## PROBLEM REQUIREMENTS
Pull every line with the word "higher" out of the entries below.

==== SUPPLIED RECORDS

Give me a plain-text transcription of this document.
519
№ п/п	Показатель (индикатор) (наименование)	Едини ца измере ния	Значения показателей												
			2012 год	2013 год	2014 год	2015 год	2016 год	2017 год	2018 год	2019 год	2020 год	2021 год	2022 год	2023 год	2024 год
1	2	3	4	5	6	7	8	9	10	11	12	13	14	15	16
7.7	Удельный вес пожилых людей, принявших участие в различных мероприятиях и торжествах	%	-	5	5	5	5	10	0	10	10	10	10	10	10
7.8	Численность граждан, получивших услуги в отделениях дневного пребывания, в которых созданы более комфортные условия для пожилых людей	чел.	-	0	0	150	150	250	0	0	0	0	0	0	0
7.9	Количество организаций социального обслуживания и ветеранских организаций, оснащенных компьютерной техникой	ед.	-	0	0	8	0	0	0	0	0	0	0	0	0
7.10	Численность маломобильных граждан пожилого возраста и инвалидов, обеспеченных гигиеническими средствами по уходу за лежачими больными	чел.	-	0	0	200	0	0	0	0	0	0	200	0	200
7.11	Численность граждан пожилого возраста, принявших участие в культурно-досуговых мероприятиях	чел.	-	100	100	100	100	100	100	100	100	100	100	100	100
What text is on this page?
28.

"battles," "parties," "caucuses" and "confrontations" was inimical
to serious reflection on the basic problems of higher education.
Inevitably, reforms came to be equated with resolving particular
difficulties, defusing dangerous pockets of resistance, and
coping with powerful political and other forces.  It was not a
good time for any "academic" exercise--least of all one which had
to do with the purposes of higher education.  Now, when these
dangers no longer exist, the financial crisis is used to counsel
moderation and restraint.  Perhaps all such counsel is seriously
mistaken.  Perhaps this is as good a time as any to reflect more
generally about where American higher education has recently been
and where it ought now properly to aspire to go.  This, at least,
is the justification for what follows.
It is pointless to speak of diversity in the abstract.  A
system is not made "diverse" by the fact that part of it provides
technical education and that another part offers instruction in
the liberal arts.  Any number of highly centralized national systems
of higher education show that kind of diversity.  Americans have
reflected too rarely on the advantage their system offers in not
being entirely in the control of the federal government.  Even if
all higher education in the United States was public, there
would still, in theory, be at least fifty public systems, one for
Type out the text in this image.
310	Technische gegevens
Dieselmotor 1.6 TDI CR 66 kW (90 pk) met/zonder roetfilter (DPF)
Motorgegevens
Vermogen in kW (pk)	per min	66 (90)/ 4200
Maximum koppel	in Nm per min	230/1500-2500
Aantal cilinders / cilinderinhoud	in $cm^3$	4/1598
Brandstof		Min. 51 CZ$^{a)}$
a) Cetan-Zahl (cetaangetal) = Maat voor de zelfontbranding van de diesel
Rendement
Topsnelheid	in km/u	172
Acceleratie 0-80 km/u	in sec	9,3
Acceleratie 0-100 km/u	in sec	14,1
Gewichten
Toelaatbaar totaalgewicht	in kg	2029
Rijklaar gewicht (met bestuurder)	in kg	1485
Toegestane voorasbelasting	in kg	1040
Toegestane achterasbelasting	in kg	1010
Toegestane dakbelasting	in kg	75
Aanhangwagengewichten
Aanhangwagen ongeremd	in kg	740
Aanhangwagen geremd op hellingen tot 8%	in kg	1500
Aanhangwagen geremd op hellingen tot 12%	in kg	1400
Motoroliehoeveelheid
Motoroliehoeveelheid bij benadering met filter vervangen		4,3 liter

========

## EXPECTED OUTPUT
to serious reflection on the basic problems of higher education.
to do with the purposes of higher education.  Now, when these
generally about where American higher education has recently been
of higher education show that kind of diversity.  Americans have
all higher education in the United States was public, there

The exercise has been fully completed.